Goal of the exercise:
Reproduce the material word for word; the images stay out.

Listed records:
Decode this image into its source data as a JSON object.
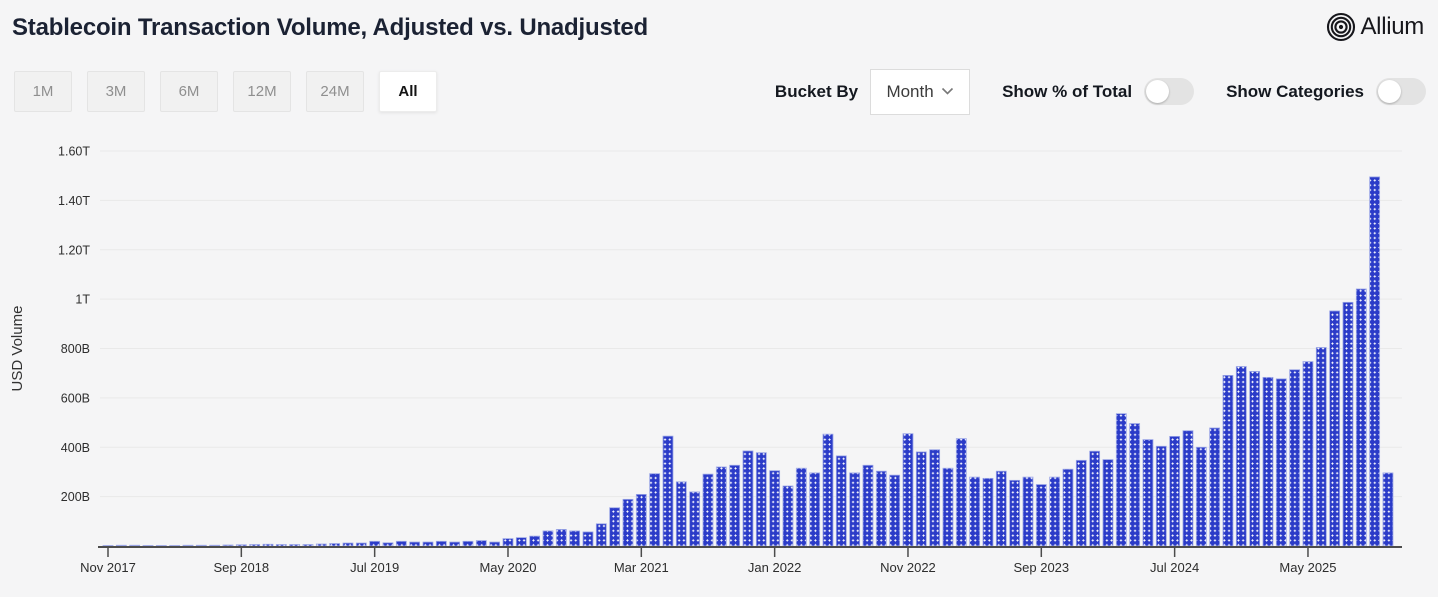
{
  "header": {
    "title": "Stablecoin Transaction Volume, Adjusted vs. Unadjusted",
    "brand": "Allium"
  },
  "controls": {
    "ranges": [
      {
        "label": "1M",
        "active": false
      },
      {
        "label": "3M",
        "active": false
      },
      {
        "label": "6M",
        "active": false
      },
      {
        "label": "12M",
        "active": false
      },
      {
        "label": "24M",
        "active": false
      },
      {
        "label": "All",
        "active": true
      }
    ],
    "bucket_by_label": "Bucket By",
    "bucket_value": "Month",
    "toggles": [
      {
        "label": "Show % of Total",
        "on": false
      },
      {
        "label": "Show Categories",
        "on": false
      }
    ]
  },
  "chart_data": {
    "type": "bar",
    "title": "Stablecoin Transaction Volume, Adjusted vs. Unadjusted",
    "xlabel": "",
    "ylabel": "USD Volume",
    "unit": "billions USD",
    "ylim": [
      0,
      1600
    ],
    "grid": true,
    "bar_color": "#2b3bc8",
    "bar_pattern_dot_color": "#ffffff",
    "bar_edge_color": "#9aa5e6",
    "grid_color": "#e9e9e9",
    "axis_color": "#4c4c4c",
    "y_ticks": [
      {
        "value": 200,
        "label": "200B"
      },
      {
        "value": 400,
        "label": "400B"
      },
      {
        "value": 600,
        "label": "600B"
      },
      {
        "value": 800,
        "label": "800B"
      },
      {
        "value": 1000,
        "label": "1T"
      },
      {
        "value": 1200,
        "label": "1.20T"
      },
      {
        "value": 1400,
        "label": "1.40T"
      },
      {
        "value": 1600,
        "label": "1.60T"
      }
    ],
    "x_tick_every": 10,
    "x": [
      "Nov 2017",
      "Dec 2017",
      "Jan 2018",
      "Feb 2018",
      "Mar 2018",
      "Apr 2018",
      "May 2018",
      "Jun 2018",
      "Jul 2018",
      "Aug 2018",
      "Sep 2018",
      "Oct 2018",
      "Nov 2018",
      "Dec 2018",
      "Jan 2019",
      "Feb 2019",
      "Mar 2019",
      "Apr 2019",
      "May 2019",
      "Jun 2019",
      "Jul 2019",
      "Aug 2019",
      "Sep 2019",
      "Oct 2019",
      "Nov 2019",
      "Dec 2019",
      "Jan 2020",
      "Feb 2020",
      "Mar 2020",
      "Apr 2020",
      "May 2020",
      "Jun 2020",
      "Jul 2020",
      "Aug 2020",
      "Sep 2020",
      "Oct 2020",
      "Nov 2020",
      "Dec 2020",
      "Jan 2021",
      "Feb 2021",
      "Mar 2021",
      "Apr 2021",
      "May 2021",
      "Jun 2021",
      "Jul 2021",
      "Aug 2021",
      "Sep 2021",
      "Oct 2021",
      "Nov 2021",
      "Dec 2021",
      "Jan 2022",
      "Feb 2022",
      "Mar 2022",
      "Apr 2022",
      "May 2022",
      "Jun 2022",
      "Jul 2022",
      "Aug 2022",
      "Sep 2022",
      "Oct 2022",
      "Nov 2022",
      "Dec 2022",
      "Jan 2023",
      "Feb 2023",
      "Mar 2023",
      "Apr 2023",
      "May 2023",
      "Jun 2023",
      "Jul 2023",
      "Aug 2023",
      "Sep 2023",
      "Oct 2023",
      "Nov 2023",
      "Dec 2023",
      "Jan 2024",
      "Feb 2024",
      "Mar 2024",
      "Apr 2024",
      "May 2024",
      "Jun 2024",
      "Jul 2024",
      "Aug 2024",
      "Sep 2024",
      "Oct 2024",
      "Nov 2024",
      "Dec 2024",
      "Jan 2025",
      "Feb 2025",
      "Mar 2025",
      "Apr 2025",
      "May 2025",
      "Jun 2025",
      "Jul 2025",
      "Aug 2025",
      "Sep 2025",
      "Oct 2025",
      "Nov 2025"
    ],
    "values": [
      2,
      3,
      3,
      2,
      2,
      2,
      3,
      3,
      3,
      4,
      5,
      6,
      7,
      6,
      6,
      6,
      8,
      10,
      12,
      12,
      19,
      13,
      19,
      16,
      16,
      19,
      16,
      19,
      22,
      16,
      30,
      34,
      40,
      61,
      67,
      61,
      57,
      90,
      155,
      189,
      209,
      293,
      445,
      260,
      219,
      291,
      320,
      327,
      385,
      378,
      305,
      243,
      315,
      296,
      453,
      365,
      296,
      327,
      303,
      287,
      455,
      381,
      390,
      315,
      435,
      279,
      274,
      303,
      266,
      279,
      249,
      279,
      311,
      347,
      384,
      350,
      536,
      496,
      431,
      404,
      444,
      467,
      400,
      478,
      691,
      727,
      707,
      683,
      677,
      714,
      747,
      804,
      952,
      987,
      1041,
      1495,
      296
    ]
  }
}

Finished task:
Decode this image into its source data as a JSON object.
{
  "header": {
    "title": "Stablecoin Transaction Volume, Adjusted vs. Unadjusted",
    "brand": "Allium"
  },
  "controls": {
    "ranges": [
      {
        "label": "1M",
        "active": false
      },
      {
        "label": "3M",
        "active": false
      },
      {
        "label": "6M",
        "active": false
      },
      {
        "label": "12M",
        "active": false
      },
      {
        "label": "24M",
        "active": false
      },
      {
        "label": "All",
        "active": true
      }
    ],
    "bucket_by_label": "Bucket By",
    "bucket_value": "Month",
    "toggles": [
      {
        "label": "Show % of Total",
        "on": false
      },
      {
        "label": "Show Categories",
        "on": false
      }
    ]
  },
  "chart_data": {
    "type": "bar",
    "title": "Stablecoin Transaction Volume, Adjusted vs. Unadjusted",
    "xlabel": "",
    "ylabel": "USD Volume",
    "unit": "billions USD",
    "ylim": [
      0,
      1600
    ],
    "grid": true,
    "bar_color": "#2b3bc8",
    "bar_pattern_dot_color": "#ffffff",
    "bar_edge_color": "#9aa5e6",
    "grid_color": "#e9e9e9",
    "axis_color": "#4c4c4c",
    "y_ticks": [
      {
        "value": 200,
        "label": "200B"
      },
      {
        "value": 400,
        "label": "400B"
      },
      {
        "value": 600,
        "label": "600B"
      },
      {
        "value": 800,
        "label": "800B"
      },
      {
        "value": 1000,
        "label": "1T"
      },
      {
        "value": 1200,
        "label": "1.20T"
      },
      {
        "value": 1400,
        "label": "1.40T"
      },
      {
        "value": 1600,
        "label": "1.60T"
      }
    ],
    "x_tick_every": 10,
    "x": [
      "Nov 2017",
      "Dec 2017",
      "Jan 2018",
      "Feb 2018",
      "Mar 2018",
      "Apr 2018",
      "May 2018",
      "Jun 2018",
      "Jul 2018",
      "Aug 2018",
      "Sep 2018",
      "Oct 2018",
      "Nov 2018",
      "Dec 2018",
      "Jan 2019",
      "Feb 2019",
      "Mar 2019",
      "Apr 2019",
      "May 2019",
      "Jun 2019",
      "Jul 2019",
      "Aug 2019",
      "Sep 2019",
      "Oct 2019",
      "Nov 2019",
      "Dec 2019",
      "Jan 2020",
      "Feb 2020",
      "Mar 2020",
      "Apr 2020",
      "May 2020",
      "Jun 2020",
      "Jul 2020",
      "Aug 2020",
      "Sep 2020",
      "Oct 2020",
      "Nov 2020",
      "Dec 2020",
      "Jan 2021",
      "Feb 2021",
      "Mar 2021",
      "Apr 2021",
      "May 2021",
      "Jun 2021",
      "Jul 2021",
      "Aug 2021",
      "Sep 2021",
      "Oct 2021",
      "Nov 2021",
      "Dec 2021",
      "Jan 2022",
      "Feb 2022",
      "Mar 2022",
      "Apr 2022",
      "May 2022",
      "Jun 2022",
      "Jul 2022",
      "Aug 2022",
      "Sep 2022",
      "Oct 2022",
      "Nov 2022",
      "Dec 2022",
      "Jan 2023",
      "Feb 2023",
      "Mar 2023",
      "Apr 2023",
      "May 2023",
      "Jun 2023",
      "Jul 2023",
      "Aug 2023",
      "Sep 2023",
      "Oct 2023",
      "Nov 2023",
      "Dec 2023",
      "Jan 2024",
      "Feb 2024",
      "Mar 2024",
      "Apr 2024",
      "May 2024",
      "Jun 2024",
      "Jul 2024",
      "Aug 2024",
      "Sep 2024",
      "Oct 2024",
      "Nov 2024",
      "Dec 2024",
      "Jan 2025",
      "Feb 2025",
      "Mar 2025",
      "Apr 2025",
      "May 2025",
      "Jun 2025",
      "Jul 2025",
      "Aug 2025",
      "Sep 2025",
      "Oct 2025",
      "Nov 2025"
    ],
    "values": [
      2,
      3,
      3,
      2,
      2,
      2,
      3,
      3,
      3,
      4,
      5,
      6,
      7,
      6,
      6,
      6,
      8,
      10,
      12,
      12,
      19,
      13,
      19,
      16,
      16,
      19,
      16,
      19,
      22,
      16,
      30,
      34,
      40,
      61,
      67,
      61,
      57,
      90,
      155,
      189,
      209,
      293,
      445,
      260,
      219,
      291,
      320,
      327,
      385,
      378,
      305,
      243,
      315,
      296,
      453,
      365,
      296,
      327,
      303,
      287,
      455,
      381,
      390,
      315,
      435,
      279,
      274,
      303,
      266,
      279,
      249,
      279,
      311,
      347,
      384,
      350,
      536,
      496,
      431,
      404,
      444,
      467,
      400,
      478,
      691,
      727,
      707,
      683,
      677,
      714,
      747,
      804,
      952,
      987,
      1041,
      1495,
      296
    ]
  }
}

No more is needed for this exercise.